■ **EXERCISE REQUIREMENTS**
Write out the material again word for word, dropping any images it holds.

■ **PROVIDED DATA**
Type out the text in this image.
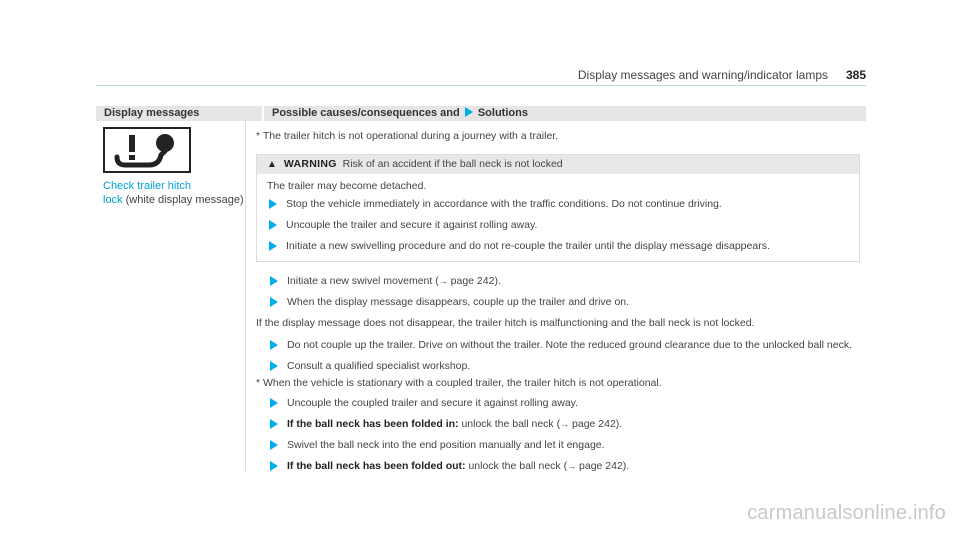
Display messages and warning/indicator lamps 385
Display messages	Possible causes/consequences and Solutions
Check trailer hitch
lock (white display message)
* The trailer hitch is not operational during a journey with a trailer.
▲ WARNING Risk of an accident if the ball neck is not locked
The trailer may become detached.
Stop the vehicle immediately in accordance with the traffic conditions. Do not continue driving.
Uncouple the trailer and secure it against rolling away.
Initiate a new swivelling procedure and do not re-couple the trailer until the display message disappears.
Initiate a new swivel movement (→ page 242).
When the display message disappears, couple up the trailer and drive on.
If the display message does not disappear, the trailer hitch is malfunctioning and the ball neck is not locked.
Do not couple up the trailer. Drive on without the trailer. Note the reduced ground clearance due to the unlocked ball neck.
Consult a qualified specialist workshop.
* When the vehicle is stationary with a coupled trailer, the trailer hitch is not operational.
Uncouple the coupled trailer and secure it against rolling away.
If the ball neck has been folded in: unlock the ball neck (→ page 242).
Swivel the ball neck into the end position manually and let it engage.
If the ball neck has been folded out: unlock the ball neck (→ page 242).
carmanualsonline.info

■ **REPLY**
Type out the text in this image.
Display messages and warning/indicator lamps 385
Display messages	Possible causes/consequences and Solutions
Check trailer hitch
lock (white display message)
* The trailer hitch is not operational during a journey with a trailer.
▲ WARNING Risk of an accident if the ball neck is not locked
The trailer may become detached.
Stop the vehicle immediately in accordance with the traffic conditions. Do not continue driving.
Uncouple the trailer and secure it against rolling away.
Initiate a new swivelling procedure and do not re-couple the trailer until the display message disappears.
Initiate a new swivel movement (→ page 242).
When the display message disappears, couple up the trailer and drive on.
If the display message does not disappear, the trailer hitch is malfunctioning and the ball neck is not locked.
Do not couple up the trailer. Drive on without the trailer. Note the reduced ground clearance due to the unlocked ball neck.
Consult a qualified specialist workshop.
* When the vehicle is stationary with a coupled trailer, the trailer hitch is not operational.
Uncouple the coupled trailer and secure it against rolling away.
If the ball neck has been folded in: unlock the ball neck (→ page 242).
Swivel the ball neck into the end position manually and let it engage.
If the ball neck has been folded out: unlock the ball neck (→ page 242).
carmanualsonline.info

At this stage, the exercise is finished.